Collected data entries
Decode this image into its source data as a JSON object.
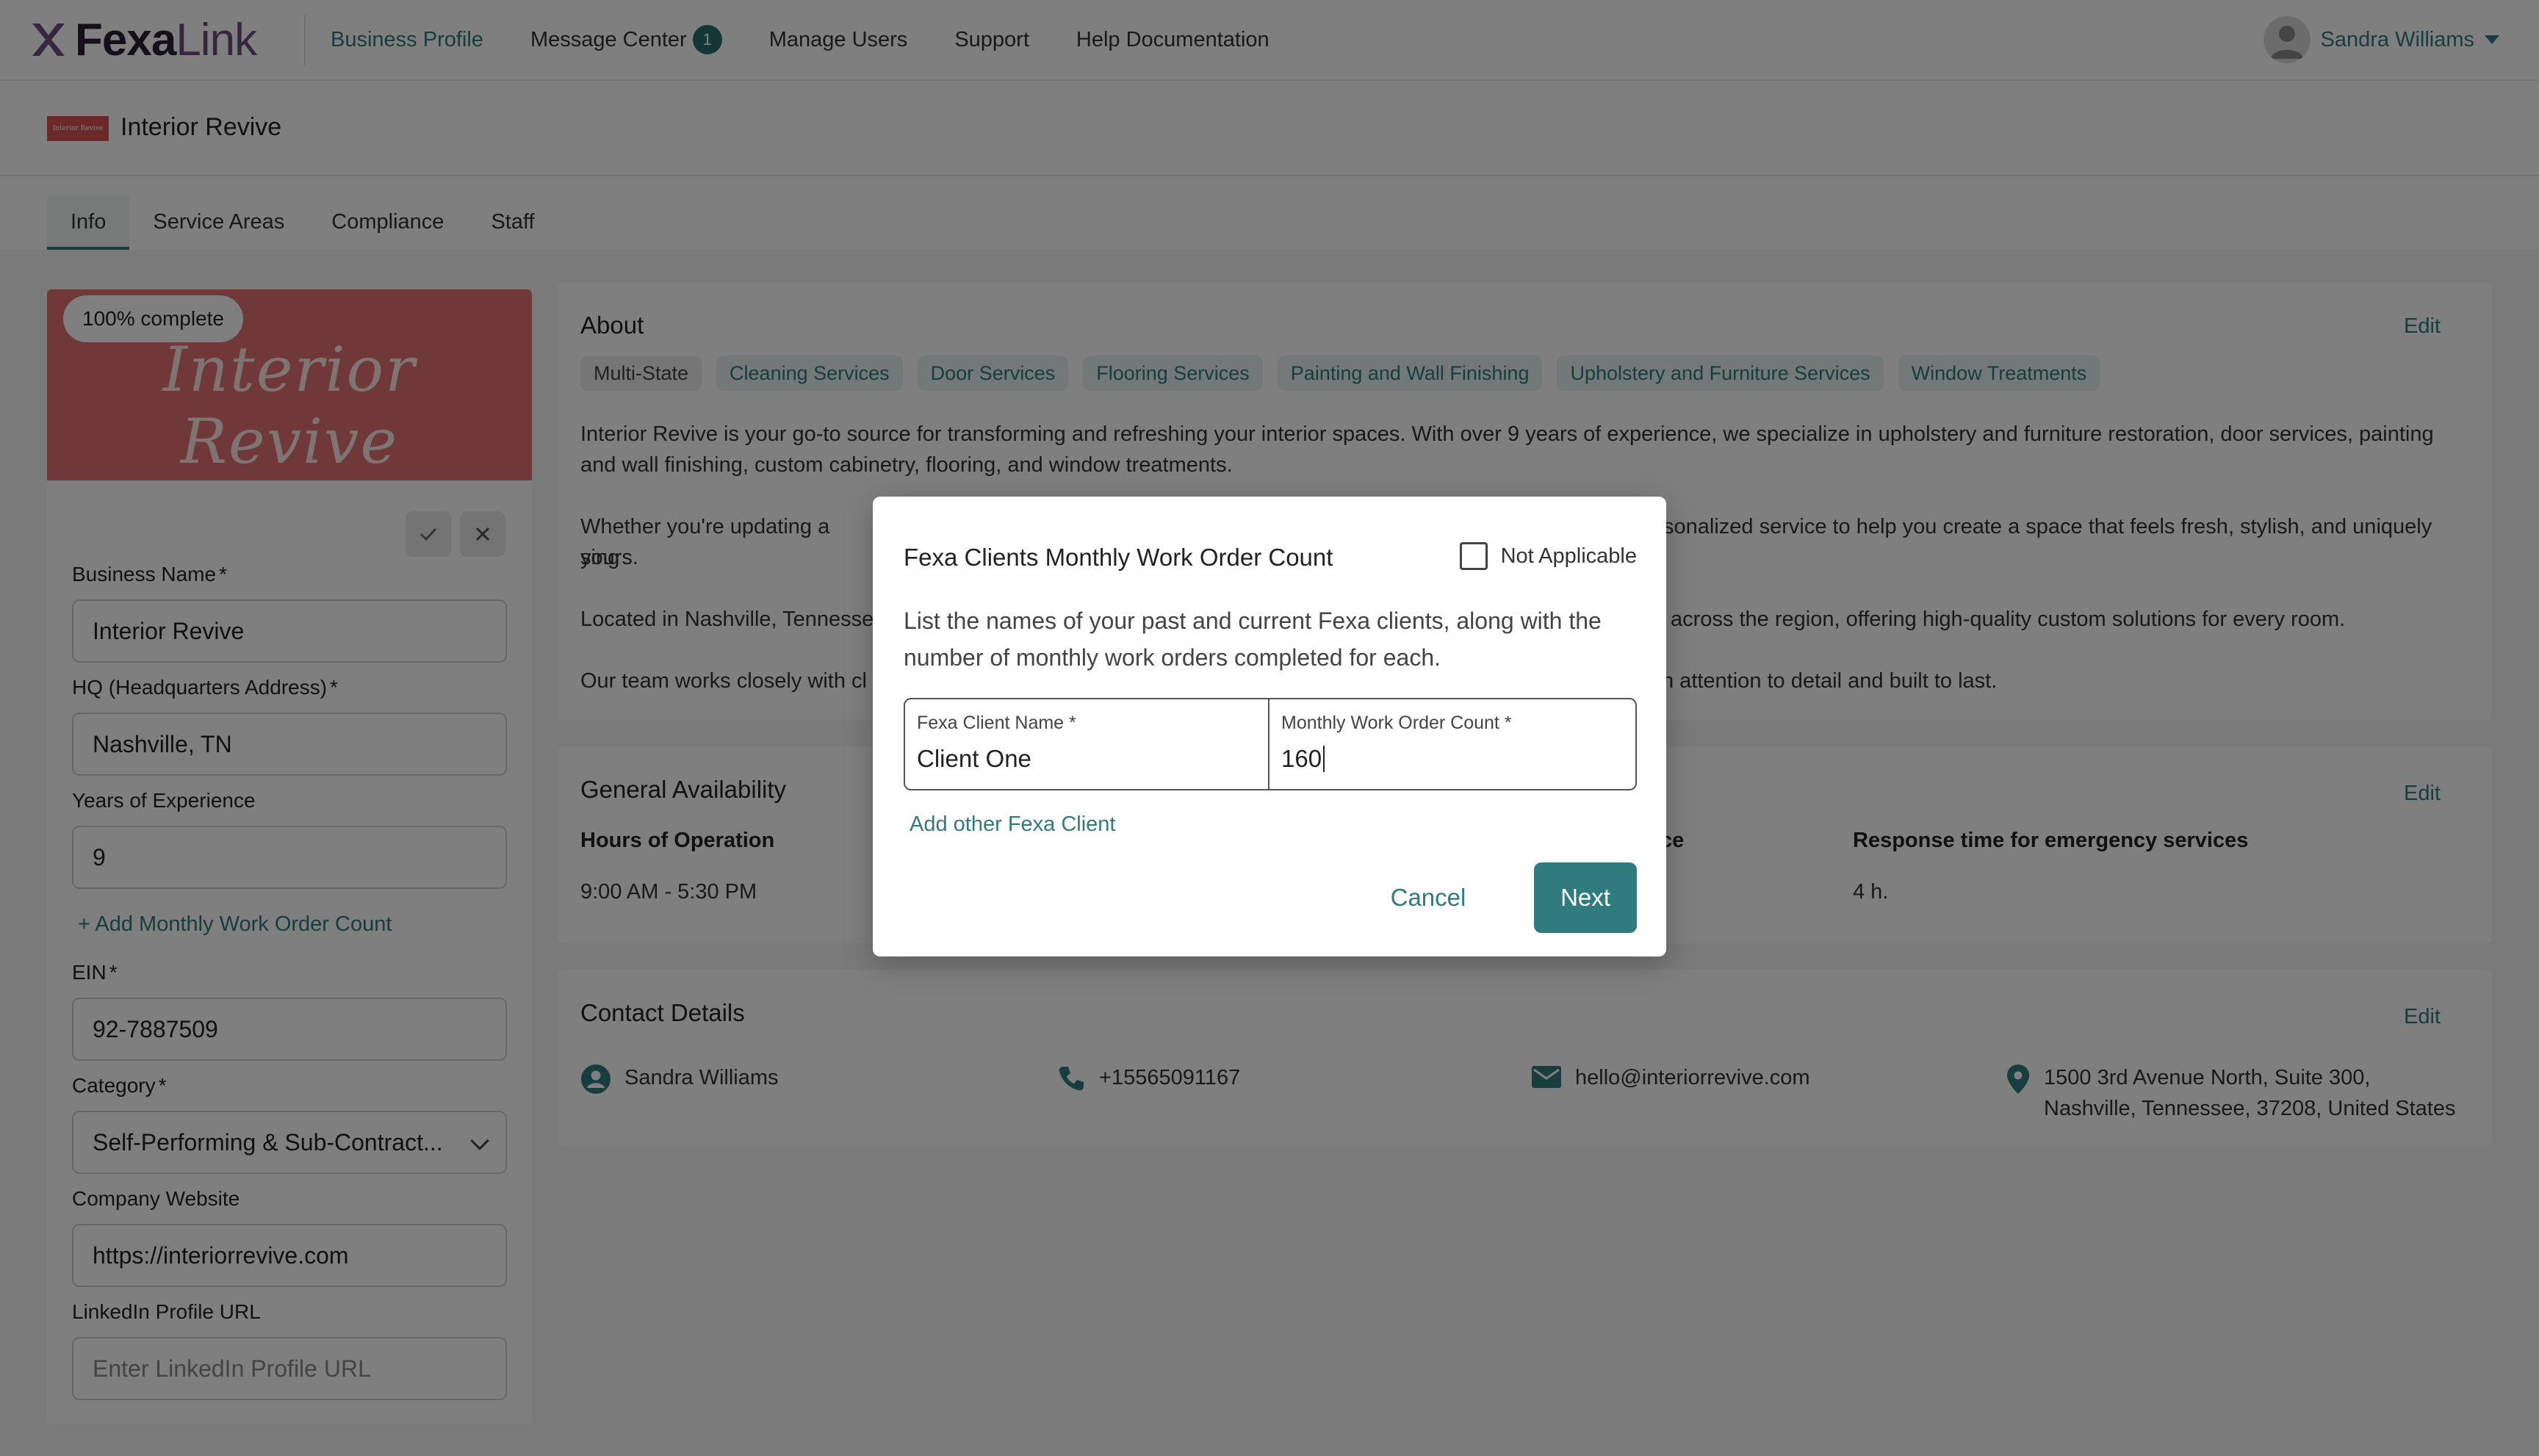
{
  "brand": {
    "logo_part1": "Fexa",
    "logo_part2": "Link"
  },
  "nav": {
    "items": [
      {
        "label": "Business Profile"
      },
      {
        "label": "Message Center",
        "badge": "1"
      },
      {
        "label": "Manage Users"
      },
      {
        "label": "Support"
      },
      {
        "label": "Help Documentation"
      }
    ]
  },
  "user": {
    "name": "Sandra Williams"
  },
  "business": {
    "title": "Interior Revive",
    "cover_text": "Interior Revive"
  },
  "tabs": [
    {
      "label": "Info"
    },
    {
      "label": "Service Areas"
    },
    {
      "label": "Compliance"
    },
    {
      "label": "Staff"
    }
  ],
  "left": {
    "completion": "100% complete",
    "fields": {
      "business_name": {
        "label": "Business Name",
        "value": "Interior Revive"
      },
      "hq": {
        "label": "HQ (Headquarters Address)",
        "value": "Nashville, TN"
      },
      "years": {
        "label": "Years of Experience",
        "value": "9"
      },
      "add_work_order": "+ Add Monthly Work Order Count",
      "ein": {
        "label": "EIN",
        "value": "92-7887509"
      },
      "category": {
        "label": "Category",
        "value": "Self-Performing & Sub-Contract..."
      },
      "website": {
        "label": "Company Website",
        "value": "https://interiorrevive.com"
      },
      "linkedin": {
        "label": "LinkedIn Profile URL",
        "placeholder": "Enter LinkedIn Profile URL"
      }
    },
    "required_mark": "*"
  },
  "about": {
    "title": "About",
    "edit": "Edit",
    "tags": [
      "Multi-State",
      "Cleaning Services",
      "Door Services",
      "Flooring Services",
      "Painting and Wall Finishing",
      "Upholstery and Furniture Services",
      "Window Treatments"
    ],
    "paragraph1": "Interior Revive is your go-to source for transforming and refreshing your interior spaces. With over 9 years of experience, we specialize in upholstery and furniture restoration, door services, painting and wall finishing, custom cabinetry, flooring, and window treatments.",
    "paragraph2_left": "Whether you're updating a sing",
    "paragraph2_right": "sonalized service to help you create a space that feels fresh, stylish, and uniquely",
    "paragraph2_cont": "yours.",
    "paragraph3_left": "Located in Nashville, Tennesse",
    "paragraph3_right": "across the region, offering high-quality custom solutions for every room.",
    "paragraph4_left": "Our team works closely with cl",
    "paragraph4_right": "n attention to detail and built to last."
  },
  "availability": {
    "title": "General Availability",
    "edit": "Edit",
    "hours_label": "Hours of Operation",
    "hours_value": "9:00 AM - 5:30 PM",
    "middle_label_tail": "ce",
    "response_label": "Response time for emergency services",
    "response_value": "4 h."
  },
  "contact": {
    "title": "Contact Details",
    "edit": "Edit",
    "name": "Sandra Williams",
    "phone": "+15565091167",
    "email": "hello@interiorrevive.com",
    "address_line1": "1500 3rd Avenue North, Suite 300,",
    "address_line2": "Nashville, Tennessee, 37208, United States"
  },
  "modal": {
    "title": "Fexa Clients Monthly Work Order Count",
    "not_applicable": "Not Applicable",
    "description": "List the names of your past and current Fexa clients, along with the number of monthly work orders completed for each.",
    "client_name_label": "Fexa Client Name *",
    "client_name_value": "Client One",
    "count_label": "Monthly Work Order Count *",
    "count_value": "160",
    "add_client": "Add other Fexa Client",
    "cancel": "Cancel",
    "next": "Next"
  },
  "colors": {
    "accent": "#2f7b7e",
    "cover": "#e07070",
    "overlay": "rgba(0,0,0,0.5)"
  }
}
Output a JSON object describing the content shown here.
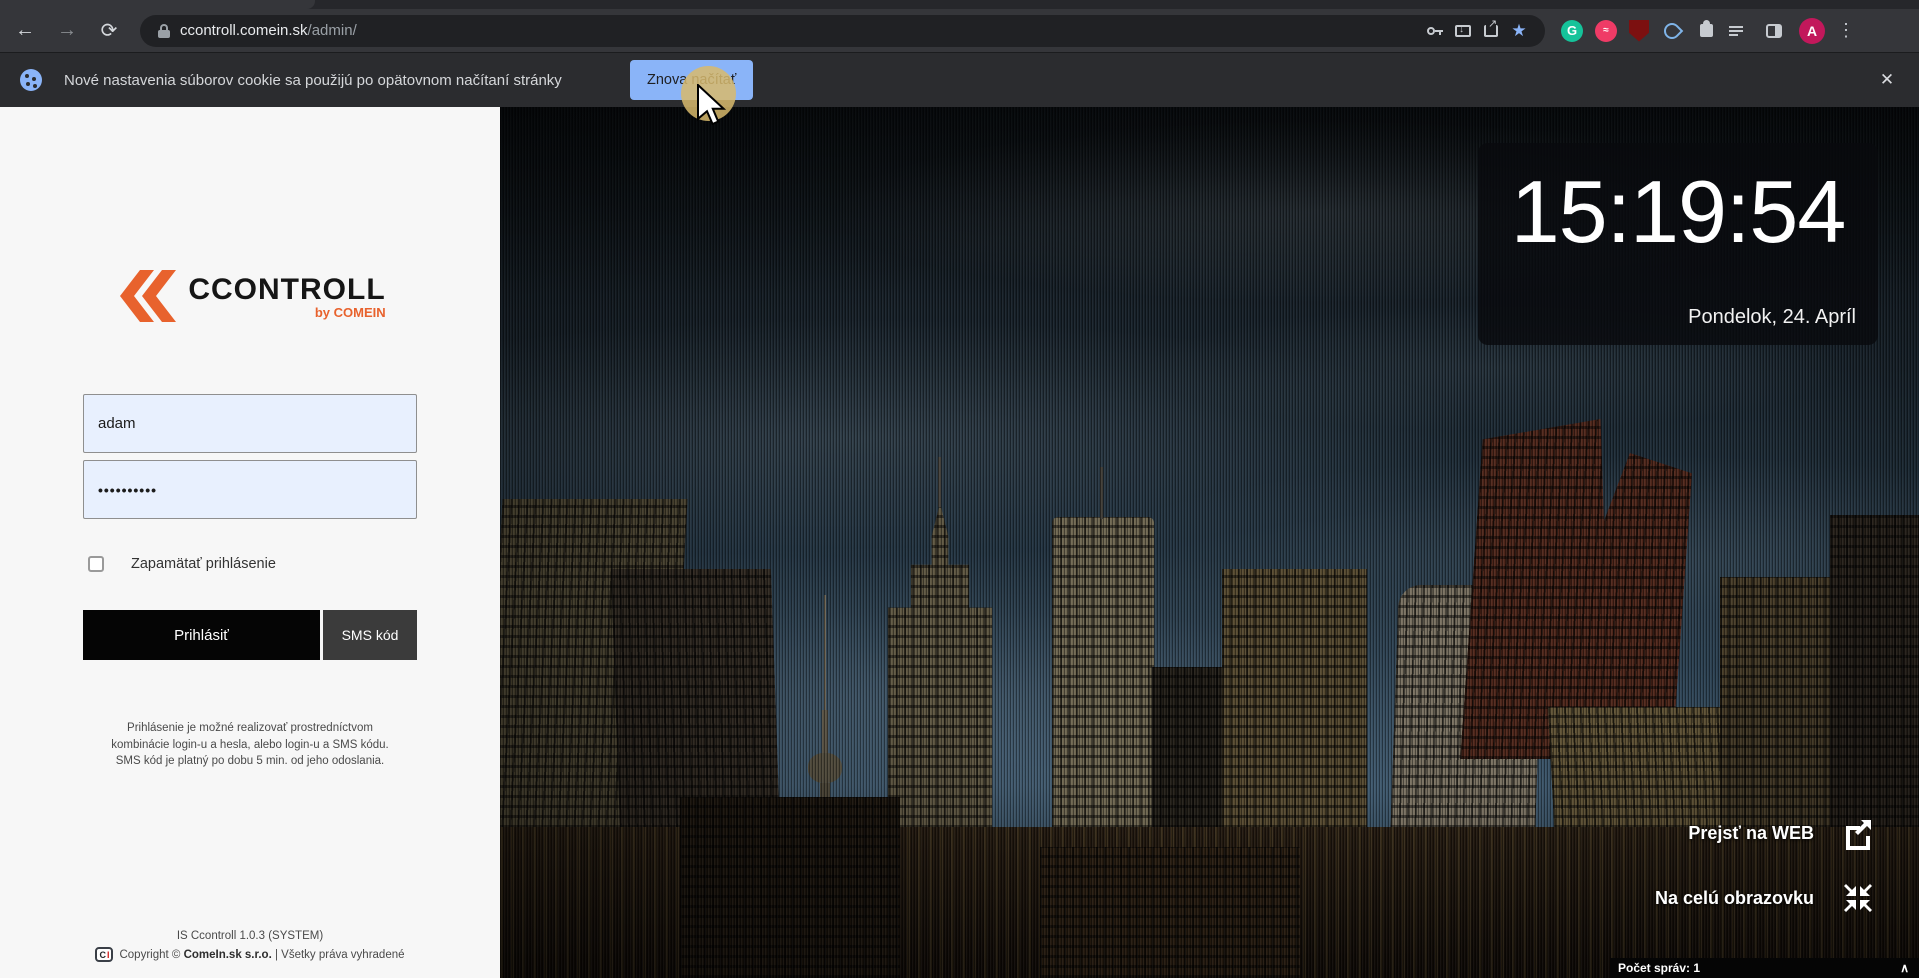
{
  "browser": {
    "url_domain": "ccontroll.comein.sk",
    "url_path": "/admin/",
    "icons": {
      "back": "←",
      "forward": "→",
      "reload": "⟳",
      "bookmark_star": "★",
      "grammarly": "G",
      "avatar": "A",
      "menu_dots": "⋮"
    }
  },
  "cookie_bar": {
    "message": "Nové nastavenia súborov cookie sa použijú po opätovnom načítaní stránky",
    "reload_button": "Znova načítať",
    "close": "✕"
  },
  "login": {
    "logo_text": "CCONTROLL",
    "logo_sub": "by COMEIN",
    "username_value": "adam",
    "password_value": "••••••••••",
    "remember_label": "Zapamätať prihlásenie",
    "login_button": "Prihlásiť",
    "sms_button": "SMS kód",
    "info_lines": {
      "0": "Prihlásenie je možné realizovať prostredníctvom",
      "1": "kombinácie login-u a hesla, alebo login-u a SMS kódu.",
      "2": "SMS kód je platný po dobu 5 min. od jeho odoslania."
    },
    "version": "IS Ccontroll 1.0.3 (SYSTEM)",
    "ci_icon_c": "C",
    "ci_icon_i": "I",
    "copyright_prefix": "Copyright © ",
    "copyright_company": "ComeIn.sk s.r.o.",
    "copyright_suffix": " | Všetky práva vyhradené"
  },
  "clock": {
    "time": "15:19:54",
    "date": "Pondelok, 24. Apríl"
  },
  "overlay": {
    "web_button": "Prejsť na WEB",
    "fullscreen_button": "Na celú obrazovku",
    "messages_label": "Počet správ: 1",
    "collapse_chevron": "∧"
  },
  "colors": {
    "accent_orange": "#e8622d",
    "chrome_blue": "#8ab4f8",
    "autofill_blue": "#e8f0fe"
  }
}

• **STATED EXERCISE**: State how many lines of the records above contain the word "source", and give only that number.

• **RESULT OF THIS EXERCISE**: 2